- **SHORT EXERCISE**:
Reproduce every entry exactly, without alteration.

- **THE DATA**:
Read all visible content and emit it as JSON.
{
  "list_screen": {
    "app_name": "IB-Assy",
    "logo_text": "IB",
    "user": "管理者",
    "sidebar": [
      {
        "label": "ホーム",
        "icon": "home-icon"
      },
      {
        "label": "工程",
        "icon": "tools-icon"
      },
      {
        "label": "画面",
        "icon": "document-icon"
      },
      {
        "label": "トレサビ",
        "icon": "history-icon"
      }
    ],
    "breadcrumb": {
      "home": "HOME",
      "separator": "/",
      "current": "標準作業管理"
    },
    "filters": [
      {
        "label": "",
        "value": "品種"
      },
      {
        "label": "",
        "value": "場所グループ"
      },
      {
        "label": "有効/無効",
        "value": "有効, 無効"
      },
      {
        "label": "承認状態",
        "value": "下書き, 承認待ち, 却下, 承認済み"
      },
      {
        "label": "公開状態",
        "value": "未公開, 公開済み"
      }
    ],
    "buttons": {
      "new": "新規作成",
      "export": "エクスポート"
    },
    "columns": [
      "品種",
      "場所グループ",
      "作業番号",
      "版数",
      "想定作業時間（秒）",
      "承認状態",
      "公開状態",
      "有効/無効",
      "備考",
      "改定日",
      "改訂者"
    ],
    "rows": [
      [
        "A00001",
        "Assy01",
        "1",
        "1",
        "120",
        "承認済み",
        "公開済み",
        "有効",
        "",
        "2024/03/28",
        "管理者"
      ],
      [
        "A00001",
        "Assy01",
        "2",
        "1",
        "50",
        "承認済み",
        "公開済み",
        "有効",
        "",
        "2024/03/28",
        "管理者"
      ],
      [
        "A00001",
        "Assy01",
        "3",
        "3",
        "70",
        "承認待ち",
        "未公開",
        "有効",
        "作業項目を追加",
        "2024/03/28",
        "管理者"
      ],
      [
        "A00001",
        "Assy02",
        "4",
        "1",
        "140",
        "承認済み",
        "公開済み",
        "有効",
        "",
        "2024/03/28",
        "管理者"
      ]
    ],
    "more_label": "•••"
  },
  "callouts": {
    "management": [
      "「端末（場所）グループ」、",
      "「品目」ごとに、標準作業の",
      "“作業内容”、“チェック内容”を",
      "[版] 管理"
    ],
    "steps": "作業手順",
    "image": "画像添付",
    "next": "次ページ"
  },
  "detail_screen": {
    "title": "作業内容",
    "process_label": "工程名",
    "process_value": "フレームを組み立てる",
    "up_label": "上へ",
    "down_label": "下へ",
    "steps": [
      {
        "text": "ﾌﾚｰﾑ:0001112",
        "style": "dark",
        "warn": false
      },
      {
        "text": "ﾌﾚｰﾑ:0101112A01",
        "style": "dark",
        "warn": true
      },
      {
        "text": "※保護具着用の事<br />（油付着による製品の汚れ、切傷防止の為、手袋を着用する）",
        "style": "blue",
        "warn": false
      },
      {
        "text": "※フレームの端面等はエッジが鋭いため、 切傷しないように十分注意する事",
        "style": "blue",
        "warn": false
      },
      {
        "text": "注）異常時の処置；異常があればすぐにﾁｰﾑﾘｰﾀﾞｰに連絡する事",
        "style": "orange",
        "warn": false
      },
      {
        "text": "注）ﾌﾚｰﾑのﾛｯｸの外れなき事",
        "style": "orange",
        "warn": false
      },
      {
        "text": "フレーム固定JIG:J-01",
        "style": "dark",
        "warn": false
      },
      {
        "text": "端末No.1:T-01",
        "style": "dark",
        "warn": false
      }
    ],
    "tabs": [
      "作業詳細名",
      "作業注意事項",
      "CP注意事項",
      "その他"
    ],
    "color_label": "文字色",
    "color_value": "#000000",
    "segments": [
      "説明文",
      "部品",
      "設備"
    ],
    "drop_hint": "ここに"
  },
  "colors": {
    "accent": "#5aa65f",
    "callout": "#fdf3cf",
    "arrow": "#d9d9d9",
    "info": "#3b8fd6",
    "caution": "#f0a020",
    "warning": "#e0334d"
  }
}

- **THE SOLUTION**:
Read all visible content and emit it as JSON.
{
  "list_screen": {
    "app_name": "IB-Assy",
    "logo_text": "IB",
    "user": "管理者",
    "sidebar": [
      {
        "label": "ホーム",
        "icon": "home-icon"
      },
      {
        "label": "工程",
        "icon": "tools-icon"
      },
      {
        "label": "画面",
        "icon": "document-icon"
      },
      {
        "label": "トレサビ",
        "icon": "history-icon"
      }
    ],
    "breadcrumb": {
      "home": "HOME",
      "separator": "/",
      "current": "標準作業管理"
    },
    "filters": [
      {
        "label": "",
        "value": "品種"
      },
      {
        "label": "",
        "value": "場所グループ"
      },
      {
        "label": "有効/無効",
        "value": "有効, 無効"
      },
      {
        "label": "承認状態",
        "value": "下書き, 承認待ち, 却下, 承認済み"
      },
      {
        "label": "公開状態",
        "value": "未公開, 公開済み"
      }
    ],
    "buttons": {
      "new": "新規作成",
      "export": "エクスポート"
    },
    "columns": [
      "品種",
      "場所グループ",
      "作業番号",
      "版数",
      "想定作業時間（秒）",
      "承認状態",
      "公開状態",
      "有効/無効",
      "備考",
      "改定日",
      "改訂者"
    ],
    "rows": [
      [
        "A00001",
        "Assy01",
        "1",
        "1",
        "120",
        "承認済み",
        "公開済み",
        "有効",
        "",
        "2024/03/28",
        "管理者"
      ],
      [
        "A00001",
        "Assy01",
        "2",
        "1",
        "50",
        "承認済み",
        "公開済み",
        "有効",
        "",
        "2024/03/28",
        "管理者"
      ],
      [
        "A00001",
        "Assy01",
        "3",
        "3",
        "70",
        "承認待ち",
        "未公開",
        "有効",
        "作業項目を追加",
        "2024/03/28",
        "管理者"
      ],
      [
        "A00001",
        "Assy02",
        "4",
        "1",
        "140",
        "承認済み",
        "公開済み",
        "有効",
        "",
        "2024/03/28",
        "管理者"
      ]
    ],
    "more_label": "•••"
  },
  "callouts": {
    "management": [
      "「端末（場所）グループ」、",
      "「品目」ごとに、標準作業の",
      "“作業内容”、“チェック内容”を",
      "[版] 管理"
    ],
    "steps": "作業手順",
    "image": "画像添付",
    "next": "次ページ"
  },
  "detail_screen": {
    "title": "作業内容",
    "process_label": "工程名",
    "process_value": "フレームを組み立てる",
    "up_label": "上へ",
    "down_label": "下へ",
    "steps": [
      {
        "text": "ﾌﾚｰﾑ:0001112",
        "style": "dark",
        "warn": false
      },
      {
        "text": "ﾌﾚｰﾑ:0101112A01",
        "style": "dark",
        "warn": true
      },
      {
        "text": "※保護具着用の事<br />（油付着による製品の汚れ、切傷防止の為、手袋を着用する）",
        "style": "blue",
        "warn": false
      },
      {
        "text": "※フレームの端面等はエッジが鋭いため、 切傷しないように十分注意する事",
        "style": "blue",
        "warn": false
      },
      {
        "text": "注）異常時の処置；異常があればすぐにﾁｰﾑﾘｰﾀﾞｰに連絡する事",
        "style": "orange",
        "warn": false
      },
      {
        "text": "注）ﾌﾚｰﾑのﾛｯｸの外れなき事",
        "style": "orange",
        "warn": false
      },
      {
        "text": "フレーム固定JIG:J-01",
        "style": "dark",
        "warn": false
      },
      {
        "text": "端末No.1:T-01",
        "style": "dark",
        "warn": false
      }
    ],
    "tabs": [
      "作業詳細名",
      "作業注意事項",
      "CP注意事項",
      "その他"
    ],
    "color_label": "文字色",
    "color_value": "#000000",
    "segments": [
      "説明文",
      "部品",
      "設備"
    ],
    "drop_hint": "ここに"
  },
  "colors": {
    "accent": "#5aa65f",
    "callout": "#fdf3cf",
    "arrow": "#d9d9d9",
    "info": "#3b8fd6",
    "caution": "#f0a020",
    "warning": "#e0334d"
  }
}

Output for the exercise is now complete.